**Passage shown**
------------------------------------------------------------
Ermina Winifred Brown, 1933

In 1933, Ermina Winifred Brown, a graduate student at the University of Southern California, conducted a research study titled Changing Trends In Camp Programs: A Study Of Ten California Camps Of The Y.W. C. A., The Girl Scouts, And The Camp Fire Girls, in which ten summer camps were investigated to demonstrate “how the present camp [at the time]  program differs from that of earlier years, what it includes now, and how it may be improved for the future.”  Below are images taken from the document that contain important findings about arts and crafts programs at this time: 

“In some camps, the girls are no longer required to go to the hobby groups; they do go, however, because they enjoy it. The number of crafts is being increased to give a wider range of choices. Campers are free to change from one group to another.” (p.75)
------------------------------------------------------------
**Exercise description**
Continue the passage about Ermina Winifred Brown's 1933 study of California camps, picking up after its last sentence.

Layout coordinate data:
------------------------------------------------------------
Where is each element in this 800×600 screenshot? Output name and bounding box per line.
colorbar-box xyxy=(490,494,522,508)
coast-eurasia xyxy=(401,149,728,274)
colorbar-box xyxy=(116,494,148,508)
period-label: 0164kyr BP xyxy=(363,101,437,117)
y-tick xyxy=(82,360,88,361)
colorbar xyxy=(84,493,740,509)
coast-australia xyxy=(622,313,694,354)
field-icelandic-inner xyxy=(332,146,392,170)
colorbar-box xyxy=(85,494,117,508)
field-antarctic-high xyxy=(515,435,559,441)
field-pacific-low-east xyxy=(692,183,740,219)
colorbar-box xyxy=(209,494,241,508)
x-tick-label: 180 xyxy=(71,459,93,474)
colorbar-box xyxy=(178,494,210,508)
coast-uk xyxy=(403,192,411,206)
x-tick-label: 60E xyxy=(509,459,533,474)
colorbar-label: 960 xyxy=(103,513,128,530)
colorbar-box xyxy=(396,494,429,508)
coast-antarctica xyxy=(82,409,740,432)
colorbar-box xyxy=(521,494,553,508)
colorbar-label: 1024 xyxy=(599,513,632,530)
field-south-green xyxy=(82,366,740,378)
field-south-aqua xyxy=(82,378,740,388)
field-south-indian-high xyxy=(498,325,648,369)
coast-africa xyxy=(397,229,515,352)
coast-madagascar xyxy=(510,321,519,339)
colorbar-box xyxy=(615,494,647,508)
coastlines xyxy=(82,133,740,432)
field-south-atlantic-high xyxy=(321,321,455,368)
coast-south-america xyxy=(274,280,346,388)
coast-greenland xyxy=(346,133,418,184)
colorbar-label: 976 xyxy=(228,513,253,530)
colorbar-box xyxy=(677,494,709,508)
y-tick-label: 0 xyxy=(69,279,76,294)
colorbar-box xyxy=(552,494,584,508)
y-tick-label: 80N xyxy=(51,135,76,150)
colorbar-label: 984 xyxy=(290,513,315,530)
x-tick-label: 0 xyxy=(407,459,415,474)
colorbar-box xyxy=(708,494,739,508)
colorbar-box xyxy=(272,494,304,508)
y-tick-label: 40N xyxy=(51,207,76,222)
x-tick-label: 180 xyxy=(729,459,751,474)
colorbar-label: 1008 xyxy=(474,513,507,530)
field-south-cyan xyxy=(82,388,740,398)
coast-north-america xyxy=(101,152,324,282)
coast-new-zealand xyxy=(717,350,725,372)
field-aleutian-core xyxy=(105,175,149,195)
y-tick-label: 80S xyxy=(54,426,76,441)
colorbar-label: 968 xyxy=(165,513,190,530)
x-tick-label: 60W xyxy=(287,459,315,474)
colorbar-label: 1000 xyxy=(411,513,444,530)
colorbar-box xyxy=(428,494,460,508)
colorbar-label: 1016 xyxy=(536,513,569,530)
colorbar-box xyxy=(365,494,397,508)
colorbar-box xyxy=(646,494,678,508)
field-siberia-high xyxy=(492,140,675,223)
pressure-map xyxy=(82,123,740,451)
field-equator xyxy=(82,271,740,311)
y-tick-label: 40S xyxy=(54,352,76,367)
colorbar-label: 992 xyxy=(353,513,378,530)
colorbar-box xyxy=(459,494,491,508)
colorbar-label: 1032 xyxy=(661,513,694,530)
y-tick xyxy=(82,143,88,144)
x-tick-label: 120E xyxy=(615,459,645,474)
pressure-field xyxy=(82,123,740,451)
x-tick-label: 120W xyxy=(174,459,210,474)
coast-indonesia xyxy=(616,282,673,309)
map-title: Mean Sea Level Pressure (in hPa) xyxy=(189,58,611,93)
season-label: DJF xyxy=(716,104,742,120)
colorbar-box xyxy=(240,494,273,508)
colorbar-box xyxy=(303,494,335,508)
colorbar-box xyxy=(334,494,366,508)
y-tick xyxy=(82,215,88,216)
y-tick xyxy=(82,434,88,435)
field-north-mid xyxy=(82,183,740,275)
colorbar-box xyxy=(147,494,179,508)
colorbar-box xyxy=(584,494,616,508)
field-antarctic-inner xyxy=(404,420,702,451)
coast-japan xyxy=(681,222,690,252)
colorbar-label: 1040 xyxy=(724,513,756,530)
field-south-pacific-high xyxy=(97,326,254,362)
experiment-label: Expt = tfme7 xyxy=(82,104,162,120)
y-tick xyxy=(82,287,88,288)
------------------------------------------------------------
**Response**
“Wasewagan has gone through several stages of development in the choice of activities. At first, every girl was required to attend all the crafts every day: handcraft, nature study and campcraft. In 1929 a "project system" was adopted whereby each girl chose a major project and two minor ones each week. The major took three days to complete, and the minors two. Handcraft, campcraft, nature study, or photography could be chosen as the major. The minors were chosen from: swimming, music, archery, dramatics and first aid. This system had the advantages of a larger number of activities to choose from, and a limit to the activities of any one girl as a guard against over-strain and over-fatigue. “ (p. 90-91)

 

Figure 1 (BELOW): Description of "Handicrafts" (Pages 119-120), Changing Trends In Camp Programs: A Study Of Ten California Camps Of The Y.W.C.A., The Girl Scouts, And The Camp Fire Girls (1933).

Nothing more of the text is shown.